+++ DATA FOR PROCESSING +++

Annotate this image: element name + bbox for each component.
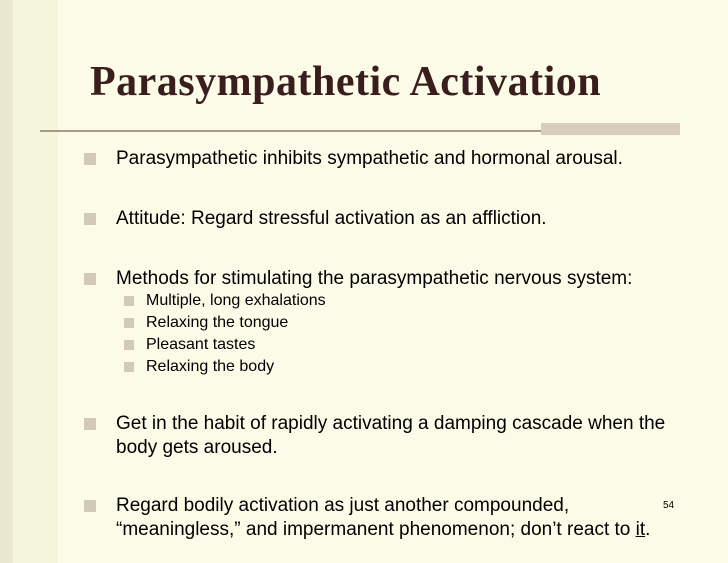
sub-bullet-square-icon: [124, 318, 134, 328]
bullet-text: Attitude: Regard stressful activation as an affliction.: [116, 208, 547, 229]
sub-bullet-text: Relaxing the body: [146, 358, 275, 375]
sub-bullet-square-icon: [124, 362, 134, 372]
bullet-text-end: .: [645, 519, 651, 540]
bullet-item: [84, 267, 684, 291]
sub-bullet-text: Multiple, long exhalations: [146, 292, 326, 309]
title-divider-accent: [541, 123, 680, 135]
sub-bullet-square-icon: [124, 296, 134, 306]
bullet-text: Parasympathetic inhibits sympathetic and hormonal arousal.: [116, 148, 623, 169]
left-decorative-band-inner: [13, 0, 58, 563]
bullet-square-icon: [84, 418, 96, 430]
sub-bullet-item: [124, 290, 326, 312]
bullet-square-icon: [84, 273, 96, 285]
page-number: 54: [663, 500, 675, 511]
slide-title: Parasympathetic Activation: [90, 59, 602, 105]
bullet-square-icon: [84, 500, 96, 512]
bullet-square-icon: [84, 153, 96, 165]
bullet-text: Get in the habit of rapidly activating a damping cascade when the body gets aroused.: [116, 413, 666, 458]
sub-bullet-item: [124, 334, 255, 356]
bullet-item: [84, 494, 684, 542]
underlined-word: it: [635, 519, 646, 540]
sub-bullet-item: [124, 312, 288, 334]
bullet-text: [116, 494, 684, 542]
bullet-item: [84, 207, 684, 231]
left-decorative-band: [0, 0, 13, 563]
sub-bullet-text: Relaxing the tongue: [146, 314, 289, 331]
sub-bullet-text: Pleasant tastes: [146, 336, 256, 353]
sub-bullet-item: [124, 356, 274, 378]
bullet-item: [84, 412, 684, 460]
bullet-text-main: Regard bodily activation as just another compounded, “meaningless,” and impermanent phenomenon; don’t react to: [116, 495, 636, 540]
sub-bullet-square-icon: [124, 340, 134, 350]
bullet-item: [84, 147, 684, 171]
bullet-text: Methods for stimulating the parasympathetic nervous system:: [116, 268, 633, 289]
bullet-square-icon: [84, 213, 96, 225]
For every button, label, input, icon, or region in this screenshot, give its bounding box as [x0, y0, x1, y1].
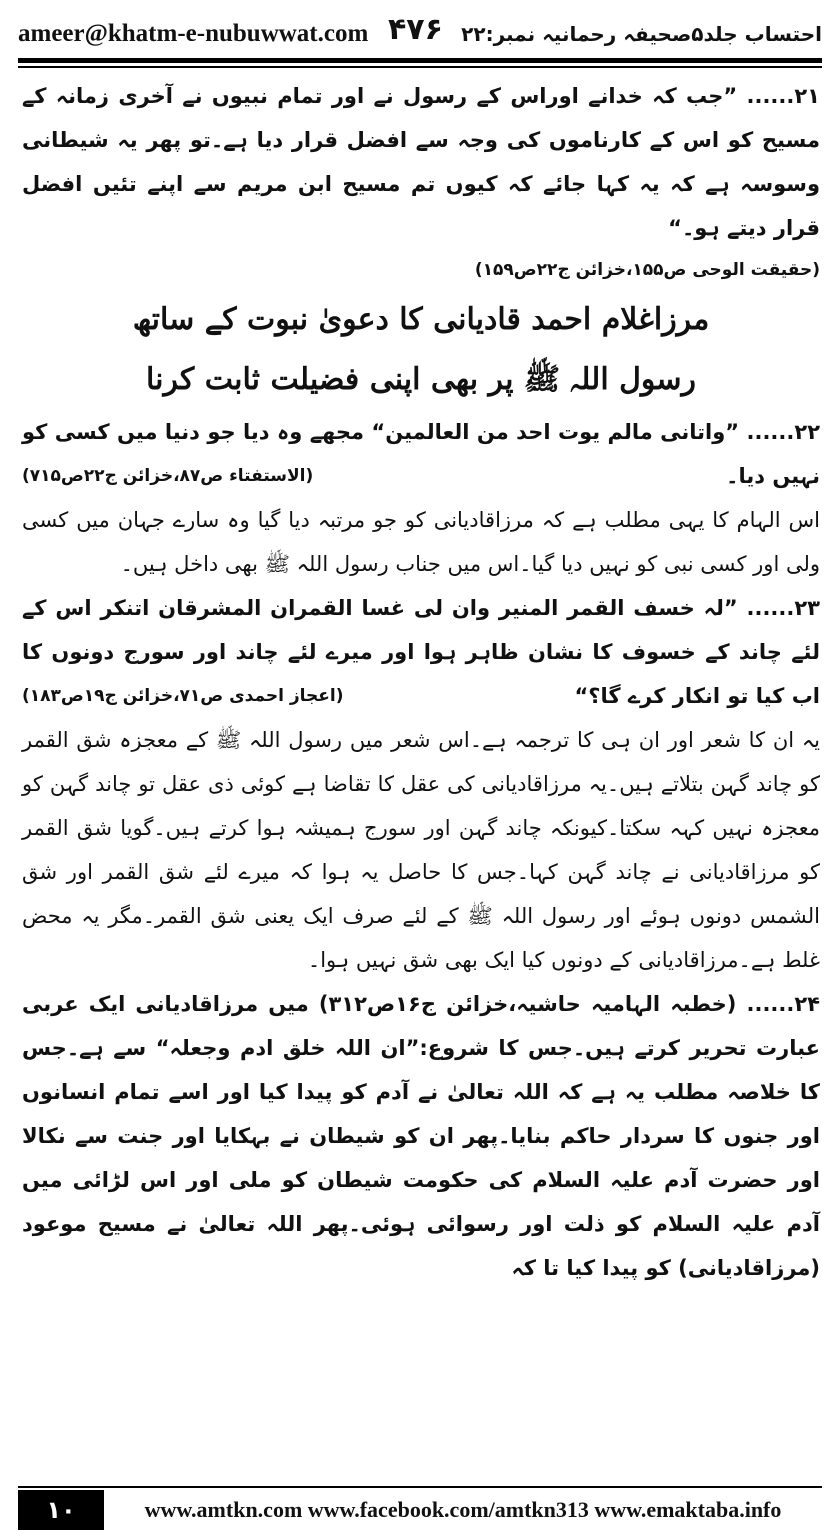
commentary-22: اس الہام کا یہی مطلب ہے کہ مرزاقادیانی کو جو مرتبہ دیا گیا وہ سارے جہان میں کسی ولی اور کسی نبی کو نہیں دیا گیا۔اس میں جناب رسول اللہ ﷺ بھی داخل ہیں۔: [22, 508, 820, 576]
paragraph-24: [22, 982, 820, 1290]
paragraph-text: (خطبہ الہامیہ حاشیہ،خزائن ج۱۶ص۳۱۲) میں مرزاقادیانی ایک عربی عبارت تحریر کرتے ہیں۔جس کا شروع:”ان اللہ خلق ادم وجعلہ“ سے ہے۔جس کا خلاصہ مطلب یہ ہے کہ اللہ تعالیٰ نے آدم کو پیدا کیا اور اسے تمام انسانوں اور جنوں کا سردار حاکم بنایا۔پھر ان کو شیطان نے بہکایا اور جنت سے نکالا اور حضرت آدم علیہ السلام کی حکومت شیطان کو ملی اور اس لڑائی میں آدم علیہ السلام کو ذلت اور رسوائی ہوئی۔پھر اللہ تعالیٰ نے مسیح موعود (مرزاقادیانی) کو پیدا کیا تا کہ: [22, 992, 820, 1280]
footer-rule: [18, 1486, 822, 1488]
section-heading-line-2: رسول اللہ ﷺ پر بھی اپنی فضیلت ثابت کرنا: [145, 362, 697, 397]
header-rule: [18, 58, 822, 68]
citation-21: (حقیقت الوحی ص۱۵۵،خزائن ج۲۲ص۱۵۹): [474, 260, 820, 280]
header-running-head: احتساب جلد۵صحیفہ رحمانیہ نمبر:۲۲: [461, 22, 822, 46]
page-footer: [18, 1490, 822, 1530]
paragraph-text: اس کے لئے چاند کے خسوف کا نشان ظاہر ہوا اور میرے لئے چاند اور سورج دونوں کا اب کیا تو انکار کرے گا؟“: [22, 596, 820, 708]
paragraph-text: ”جب کہ خدانے اوراس کے رسول نے اور تمام نبیوں نے آخری زمانہ کے مسیح کو اس کے کارناموں کی وجہ سے افضل قرار دیا ہے۔تو پھر یہ شیطانی وسوسہ ہے کہ یہ کہا جائے کہ کیوں تم مسیح ابن مریم سے اپنے تئیں افضل قرار دیتے ہو۔“: [22, 84, 820, 240]
section-heading-line-1: مرزاغلام احمد قادیانی کا دعویٰ نبوت کے ساتھ: [132, 302, 710, 337]
header-page-number: ۴۷۶: [388, 12, 443, 47]
paragraph-number: ۲۱......: [746, 84, 820, 108]
header-email[interactable]: ameer@khatm-e-nubuwwat.com: [18, 20, 369, 47]
paragraph-number: ۲۲......: [746, 420, 821, 444]
paragraph-number: ۲۳......: [746, 596, 820, 620]
footer-page-box: ۱۰: [18, 1490, 104, 1530]
paragraph-number: ۲۴......: [746, 992, 820, 1016]
paragraph-text: مجھے وہ دیا جو دنیا میں کسی کو نہیں دیا۔: [22, 420, 820, 488]
arabic-quote: ”واتانی مالم یوت احد من العالمین“: [371, 420, 740, 444]
citation-23: (اعجاز احمدی ص۷۱،خزائن ج۱۹ص۱۸۳): [22, 686, 344, 706]
commentary-23: یہ ان کا شعر اور ان ہی کا ترجمہ ہے۔اس شعر میں رسول اللہ ﷺ کے معجزہ شق القمر کو چاند گہن بتلاتے ہیں۔یہ مرزاقادیانی کی عقل کا تقاضا ہے کوئی ذی عقل تو چاند گہن کو معجزہ نہیں کہہ سکتا۔کیونکہ چاند گہن اور سورج ہمیشہ ہوا کرتے ہیں۔گویا شق القمر کو مرزاقادیانی نے چاند گہن کہا۔جس کا حاصل یہ ہوا کہ میرے لئے شق القمر اور شق الشمس دونوں ہوئے اور رسول اللہ ﷺ کے لئے صرف ایک یعنی شق القمر۔مگر یہ محض غلط ہے۔مرزاقادیانی کے دونوں کیا ایک بھی شق نہیں ہوا۔: [22, 728, 820, 972]
paragraph-21: [22, 74, 820, 250]
paragraph-22: [22, 410, 820, 498]
arabic-quote: ”لہ خسف القمر المنیر وان لی غسا القمران المشرقان اتنکر: [100, 596, 738, 620]
footer-links[interactable]: www.amtkn.com www.facebook.com/amtkn313 www.emaktaba.info: [144, 1497, 782, 1522]
page-header: [18, 14, 822, 54]
page-body: [22, 74, 820, 1290]
citation-22: (الاستفتاء ص۸۷،خزائن ج۲۲ص۷۱۵): [22, 466, 314, 486]
paragraph-23: [22, 586, 820, 718]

+++

WHAT TO WORK ON
Return every line of the listing above unchanged, character for character, but omit the picture lines.

SOLUTION TO THIS PROBLEM
Annotate this image: element name + bbox for each component.
sub-bullet-square-icon: [124, 318, 134, 328]
bullet-text: Attitude: Regard stressful activation as an affliction.: [116, 208, 547, 229]
sub-bullet-text: Relaxing the body: [146, 358, 275, 375]
sub-bullet-square-icon: [124, 362, 134, 372]
bullet-text-end: .: [645, 519, 651, 540]
bullet-item: [84, 267, 684, 291]
sub-bullet-text: Multiple, long exhalations: [146, 292, 326, 309]
title-divider-accent: [541, 123, 680, 135]
sub-bullet-square-icon: [124, 296, 134, 306]
bullet-text: Parasympathetic inhibits sympathetic and hormonal arousal.: [116, 148, 623, 169]
left-decorative-band-inner: [13, 0, 58, 563]
bullet-square-icon: [84, 418, 96, 430]
sub-bullet-item: [124, 290, 326, 312]
bullet-square-icon: [84, 273, 96, 285]
page-number: 54: [663, 500, 675, 511]
slide-title: Parasympathetic Activation: [90, 59, 602, 105]
bullet-square-icon: [84, 500, 96, 512]
bullet-square-icon: [84, 153, 96, 165]
bullet-text: Get in the habit of rapidly activating a damping cascade when the body gets aroused.: [116, 413, 666, 458]
sub-bullet-item: [124, 334, 255, 356]
bullet-item: [84, 494, 684, 542]
underlined-word: it: [635, 519, 646, 540]
sub-bullet-item: [124, 312, 288, 334]
bullet-text: [116, 494, 684, 542]
bullet-item: [84, 207, 684, 231]
left-decorative-band: [0, 0, 13, 563]
sub-bullet-text: Relaxing the tongue: [146, 314, 289, 331]
sub-bullet-text: Pleasant tastes: [146, 336, 256, 353]
sub-bullet-item: [124, 356, 274, 378]
bullet-item: [84, 412, 684, 460]
bullet-text-main: Regard bodily activation as just another compounded, “meaningless,” and impermanent phenomenon; don’t react to: [116, 495, 636, 540]
sub-bullet-square-icon: [124, 340, 134, 350]
bullet-item: [84, 147, 684, 171]
bullet-text: Methods for stimulating the parasympathetic nervous system:: [116, 268, 633, 289]
bullet-square-icon: [84, 213, 96, 225]
For every button, label, input, icon, or region in this screenshot, give its bounding box as [x0, y0, x1, y1].
commentary-22: اس الہام کا یہی مطلب ہے کہ مرزاقادیانی کو جو مرتبہ دیا گیا وہ سارے جہان میں کسی ولی اور کسی نبی کو نہیں دیا گیا۔اس میں جناب رسول اللہ ﷺ بھی داخل ہیں۔: [22, 508, 820, 576]
paragraph-24: [22, 982, 820, 1290]
paragraph-text: (خطبہ الہامیہ حاشیہ،خزائن ج۱۶ص۳۱۲) میں مرزاقادیانی ایک عربی عبارت تحریر کرتے ہیں۔جس کا شروع:”ان اللہ خلق ادم وجعلہ“ سے ہے۔جس کا خلاصہ مطلب یہ ہے کہ اللہ تعالیٰ نے آدم کو پیدا کیا اور اسے تمام انسانوں اور جنوں کا سردار حاکم بنایا۔پھر ان کو شیطان نے بہکایا اور جنت سے نکالا اور حضرت آدم علیہ السلام کی حکومت شیطان کو ملی اور اس لڑائی میں آدم علیہ السلام کو ذلت اور رسوائی ہوئی۔پھر اللہ تعالیٰ نے مسیح موعود (مرزاقادیانی) کو پیدا کیا تا کہ: [22, 992, 820, 1280]
footer-rule: [18, 1486, 822, 1488]
section-heading-line-2: رسول اللہ ﷺ پر بھی اپنی فضیلت ثابت کرنا: [145, 362, 697, 397]
header-rule: [18, 58, 822, 68]
citation-21: (حقیقت الوحی ص۱۵۵،خزائن ج۲۲ص۱۵۹): [474, 260, 820, 280]
header-running-head: احتساب جلد۵صحیفہ رحمانیہ نمبر:۲۲: [461, 22, 822, 46]
page-footer: [18, 1490, 822, 1530]
paragraph-text: اس کے لئے چاند کے خسوف کا نشان ظاہر ہوا اور میرے لئے چاند اور سورج دونوں کا اب کیا تو انکار کرے گا؟“: [22, 596, 820, 708]
paragraph-text: ”جب کہ خدانے اوراس کے رسول نے اور تمام نبیوں نے آخری زمانہ کے مسیح کو اس کے کارناموں کی وجہ سے افضل قرار دیا ہے۔تو پھر یہ شیطانی وسوسہ ہے کہ یہ کہا جائے کہ کیوں تم مسیح ابن مریم سے اپنے تئیں افضل قرار دیتے ہو۔“: [22, 84, 820, 240]
section-heading-line-1: مرزاغلام احمد قادیانی کا دعویٰ نبوت کے ساتھ: [132, 302, 710, 337]
header-page-number: ۴۷۶: [388, 12, 443, 47]
paragraph-number: ۲۱......: [746, 84, 820, 108]
header-email[interactable]: ameer@khatm-e-nubuwwat.com: [18, 20, 369, 47]
paragraph-number: ۲۲......: [746, 420, 821, 444]
paragraph-number: ۲۳......: [746, 596, 820, 620]
footer-page-box: ۱۰: [18, 1490, 104, 1530]
paragraph-number: ۲۴......: [746, 992, 820, 1016]
paragraph-text: مجھے وہ دیا جو دنیا میں کسی کو نہیں دیا۔: [22, 420, 820, 488]
arabic-quote: ”واتانی مالم یوت احد من العالمین“: [371, 420, 740, 444]
citation-23: (اعجاز احمدی ص۷۱،خزائن ج۱۹ص۱۸۳): [22, 686, 344, 706]
commentary-23: یہ ان کا شعر اور ان ہی کا ترجمہ ہے۔اس شعر میں رسول اللہ ﷺ کے معجزہ شق القمر کو چاند گہن بتلاتے ہیں۔یہ مرزاقادیانی کی عقل کا تقاضا ہے کوئی ذی عقل تو چاند گہن کو معجزہ نہیں کہہ سکتا۔کیونکہ چاند گہن اور سورج ہمیشہ ہوا کرتے ہیں۔گویا شق القمر کو مرزاقادیانی نے چاند گہن کہا۔جس کا حاصل یہ ہوا کہ میرے لئے شق القمر اور شق الشمس دونوں ہوئے اور رسول اللہ ﷺ کے لئے صرف ایک یعنی شق القمر۔مگر یہ محض غلط ہے۔مرزاقادیانی کے دونوں کیا ایک بھی شق نہیں ہوا۔: [22, 728, 820, 972]
paragraph-21: [22, 74, 820, 250]
paragraph-22: [22, 410, 820, 498]
arabic-quote: ”لہ خسف القمر المنیر وان لی غسا القمران المشرقان اتنکر: [100, 596, 738, 620]
footer-links[interactable]: www.amtkn.com www.facebook.com/amtkn313 www.emaktaba.info: [144, 1497, 782, 1522]
page-header: [18, 14, 822, 54]
page-body: [22, 74, 820, 1290]
citation-22: (الاستفتاء ص۸۷،خزائن ج۲۲ص۷۱۵): [22, 466, 314, 486]
paragraph-23: [22, 586, 820, 718]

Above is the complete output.